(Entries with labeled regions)
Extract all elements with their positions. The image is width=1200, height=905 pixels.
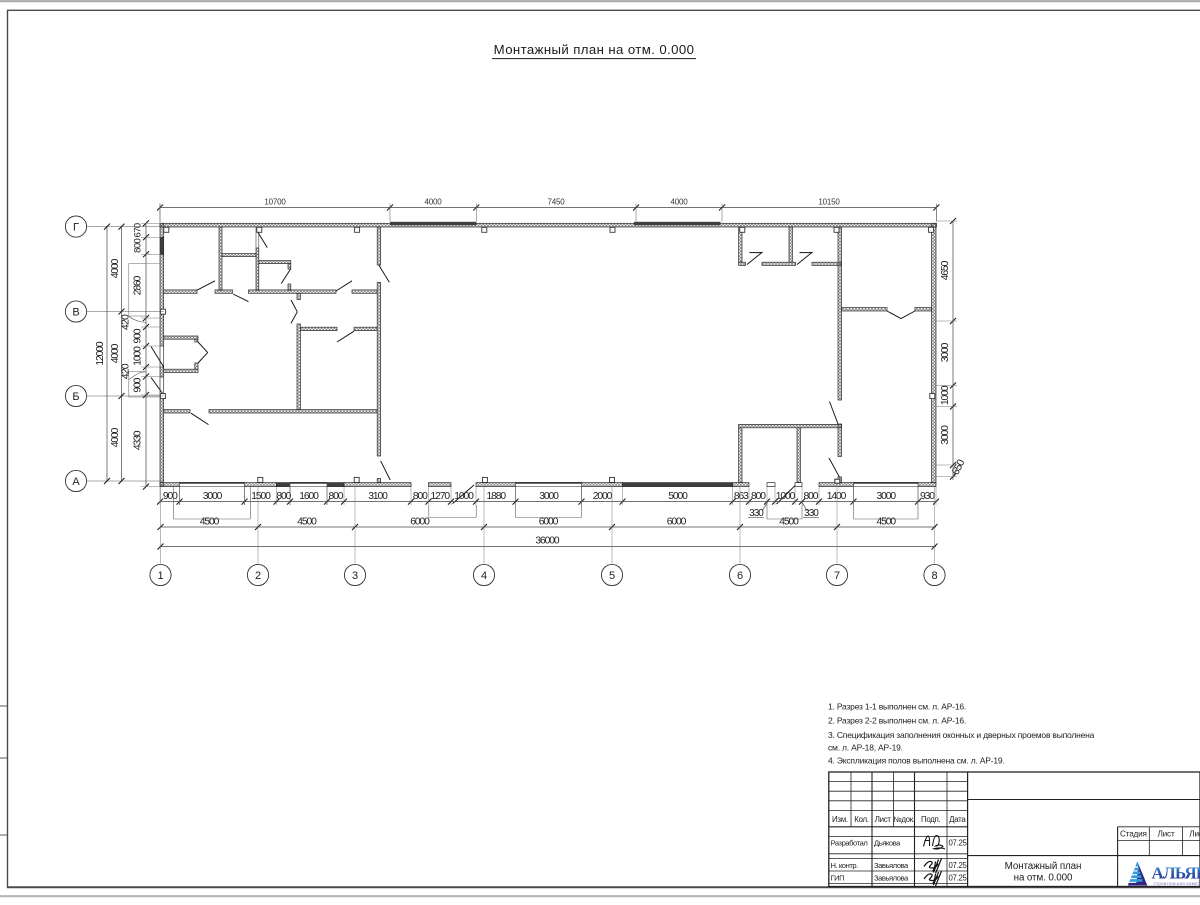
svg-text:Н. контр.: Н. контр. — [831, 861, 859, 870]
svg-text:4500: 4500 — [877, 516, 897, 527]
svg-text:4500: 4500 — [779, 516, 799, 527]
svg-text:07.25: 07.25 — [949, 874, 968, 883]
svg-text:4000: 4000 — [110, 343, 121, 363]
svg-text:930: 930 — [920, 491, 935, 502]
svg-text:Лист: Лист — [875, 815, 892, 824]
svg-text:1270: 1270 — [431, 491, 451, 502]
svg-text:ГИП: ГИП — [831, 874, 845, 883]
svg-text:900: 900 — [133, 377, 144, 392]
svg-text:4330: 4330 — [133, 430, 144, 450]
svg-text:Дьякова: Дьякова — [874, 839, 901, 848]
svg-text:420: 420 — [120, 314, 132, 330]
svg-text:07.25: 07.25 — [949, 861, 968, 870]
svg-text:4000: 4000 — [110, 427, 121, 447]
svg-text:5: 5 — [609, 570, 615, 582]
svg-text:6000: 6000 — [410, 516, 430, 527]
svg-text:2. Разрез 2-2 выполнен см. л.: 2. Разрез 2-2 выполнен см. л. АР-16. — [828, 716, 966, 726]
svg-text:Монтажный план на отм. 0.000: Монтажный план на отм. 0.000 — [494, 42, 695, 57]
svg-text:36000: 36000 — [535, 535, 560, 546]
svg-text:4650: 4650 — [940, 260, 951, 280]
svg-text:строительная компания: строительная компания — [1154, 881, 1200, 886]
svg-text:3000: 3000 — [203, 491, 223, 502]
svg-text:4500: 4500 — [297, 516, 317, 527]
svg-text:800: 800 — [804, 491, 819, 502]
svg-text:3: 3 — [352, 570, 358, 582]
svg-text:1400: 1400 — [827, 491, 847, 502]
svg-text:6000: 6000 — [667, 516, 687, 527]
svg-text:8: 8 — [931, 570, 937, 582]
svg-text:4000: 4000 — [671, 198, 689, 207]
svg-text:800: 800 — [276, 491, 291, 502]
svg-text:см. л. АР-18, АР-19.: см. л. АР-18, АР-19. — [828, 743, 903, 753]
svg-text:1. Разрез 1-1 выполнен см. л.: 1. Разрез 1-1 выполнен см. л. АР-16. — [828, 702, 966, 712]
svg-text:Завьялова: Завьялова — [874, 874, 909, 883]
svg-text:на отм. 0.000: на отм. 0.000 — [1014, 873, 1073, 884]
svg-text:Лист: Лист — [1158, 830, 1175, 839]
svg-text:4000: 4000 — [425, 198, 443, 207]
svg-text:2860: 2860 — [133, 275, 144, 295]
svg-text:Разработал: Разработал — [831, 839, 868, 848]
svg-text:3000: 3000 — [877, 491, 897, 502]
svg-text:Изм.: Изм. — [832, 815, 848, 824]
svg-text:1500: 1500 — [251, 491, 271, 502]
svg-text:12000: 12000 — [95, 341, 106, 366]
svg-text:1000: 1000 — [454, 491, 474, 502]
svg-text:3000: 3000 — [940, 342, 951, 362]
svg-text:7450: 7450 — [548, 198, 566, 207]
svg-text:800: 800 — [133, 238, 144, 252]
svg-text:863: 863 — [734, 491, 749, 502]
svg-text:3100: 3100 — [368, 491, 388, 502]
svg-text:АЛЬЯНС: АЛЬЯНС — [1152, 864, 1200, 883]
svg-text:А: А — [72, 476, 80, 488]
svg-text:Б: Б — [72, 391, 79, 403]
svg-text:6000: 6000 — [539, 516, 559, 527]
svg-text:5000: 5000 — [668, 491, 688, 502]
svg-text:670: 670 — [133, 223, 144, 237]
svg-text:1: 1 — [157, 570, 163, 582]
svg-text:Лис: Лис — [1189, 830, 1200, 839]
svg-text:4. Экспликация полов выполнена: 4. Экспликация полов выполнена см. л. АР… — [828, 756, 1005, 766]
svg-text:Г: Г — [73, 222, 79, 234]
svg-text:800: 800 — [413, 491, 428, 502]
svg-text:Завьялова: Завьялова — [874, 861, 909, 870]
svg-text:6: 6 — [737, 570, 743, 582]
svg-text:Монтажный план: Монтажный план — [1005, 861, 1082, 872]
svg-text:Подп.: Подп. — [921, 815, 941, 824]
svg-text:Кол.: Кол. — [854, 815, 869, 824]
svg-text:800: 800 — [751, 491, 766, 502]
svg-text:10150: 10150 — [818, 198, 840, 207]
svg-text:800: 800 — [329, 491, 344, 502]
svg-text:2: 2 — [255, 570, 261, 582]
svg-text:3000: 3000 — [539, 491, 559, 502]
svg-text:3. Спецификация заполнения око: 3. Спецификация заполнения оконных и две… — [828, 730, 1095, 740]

*TASK OBJECTIVE:*
Please retype every line of the entries above character for character, omitting the pictures from your answer.

*ANSWER IN FULL:*
Extract all elements with their positions. The image is width=1200, height=905 pixels.
svg-text:Н. контр.: Н. контр. — [831, 861, 859, 870]
svg-text:4500: 4500 — [877, 516, 897, 527]
svg-text:4500: 4500 — [779, 516, 799, 527]
svg-text:07.25: 07.25 — [949, 874, 968, 883]
svg-text:4000: 4000 — [110, 343, 121, 363]
svg-text:930: 930 — [920, 491, 935, 502]
svg-text:Лист: Лист — [875, 815, 892, 824]
svg-text:1270: 1270 — [431, 491, 451, 502]
svg-text:ГИП: ГИП — [831, 874, 845, 883]
svg-text:900: 900 — [133, 377, 144, 392]
svg-text:4330: 4330 — [133, 430, 144, 450]
svg-text:Дьякова: Дьякова — [874, 839, 901, 848]
svg-text:420: 420 — [120, 314, 132, 330]
svg-text:07.25: 07.25 — [949, 861, 968, 870]
svg-text:4000: 4000 — [110, 427, 121, 447]
svg-text:5: 5 — [609, 570, 615, 582]
svg-text:6000: 6000 — [410, 516, 430, 527]
svg-text:2. Разрез 2-2 выполнен см. л.: 2. Разрез 2-2 выполнен см. л. АР-16. — [828, 716, 966, 726]
svg-text:Монтажный план на отм. 0.000: Монтажный план на отм. 0.000 — [494, 42, 695, 57]
svg-text:36000: 36000 — [535, 535, 560, 546]
svg-text:4650: 4650 — [940, 260, 951, 280]
svg-text:строительная компания: строительная компания — [1154, 881, 1200, 886]
svg-text:3000: 3000 — [203, 491, 223, 502]
svg-text:4500: 4500 — [297, 516, 317, 527]
svg-text:800: 800 — [804, 491, 819, 502]
svg-text:3: 3 — [352, 570, 358, 582]
svg-text:1400: 1400 — [827, 491, 847, 502]
svg-text:6000: 6000 — [667, 516, 687, 527]
svg-text:8: 8 — [931, 570, 937, 582]
svg-text:4000: 4000 — [671, 198, 689, 207]
svg-text:800: 800 — [276, 491, 291, 502]
svg-text:см. л. АР-18, АР-19.: см. л. АР-18, АР-19. — [828, 743, 903, 753]
svg-text:1. Разрез 1-1 выполнен см. л.: 1. Разрез 1-1 выполнен см. л. АР-16. — [828, 702, 966, 712]
svg-text:Завьялова: Завьялова — [874, 874, 909, 883]
svg-text:на отм. 0.000: на отм. 0.000 — [1014, 873, 1073, 884]
svg-text:Лист: Лист — [1158, 830, 1175, 839]
svg-text:4000: 4000 — [425, 198, 443, 207]
svg-text:2860: 2860 — [133, 275, 144, 295]
svg-text:Разработал: Разработал — [831, 839, 868, 848]
svg-text:3000: 3000 — [877, 491, 897, 502]
svg-text:Изм.: Изм. — [832, 815, 848, 824]
svg-text:1500: 1500 — [251, 491, 271, 502]
svg-text:12000: 12000 — [95, 341, 106, 366]
svg-text:1000: 1000 — [454, 491, 474, 502]
svg-text:3000: 3000 — [940, 342, 951, 362]
svg-text:7450: 7450 — [548, 198, 566, 207]
svg-text:800: 800 — [133, 238, 144, 252]
svg-text:863: 863 — [734, 491, 749, 502]
svg-text:3100: 3100 — [368, 491, 388, 502]
svg-text:АЛЬЯНС: АЛЬЯНС — [1152, 864, 1200, 883]
svg-text:А: А — [72, 476, 80, 488]
svg-text:Б: Б — [72, 391, 79, 403]
svg-text:6000: 6000 — [539, 516, 559, 527]
svg-text:5000: 5000 — [668, 491, 688, 502]
svg-text:670: 670 — [133, 223, 144, 237]
svg-text:1: 1 — [157, 570, 163, 582]
svg-text:Лис: Лис — [1189, 830, 1200, 839]
svg-text:4. Экспликация полов выполнена: 4. Экспликация полов выполнена см. л. АР… — [828, 756, 1005, 766]
svg-text:Г: Г — [73, 222, 79, 234]
svg-text:800: 800 — [413, 491, 428, 502]
svg-text:Завьялова: Завьялова — [874, 861, 909, 870]
svg-text:6: 6 — [737, 570, 743, 582]
svg-text:Монтажный план: Монтажный план — [1005, 861, 1082, 872]
svg-text:Подп.: Подп. — [921, 815, 941, 824]
svg-text:Кол.: Кол. — [854, 815, 869, 824]
svg-text:800: 800 — [751, 491, 766, 502]
svg-text:10150: 10150 — [818, 198, 840, 207]
svg-text:800: 800 — [329, 491, 344, 502]
svg-text:2: 2 — [255, 570, 261, 582]
svg-text:3000: 3000 — [539, 491, 559, 502]
svg-text:3. Спецификация заполнения око: 3. Спецификация заполнения оконных и две… — [828, 730, 1095, 740]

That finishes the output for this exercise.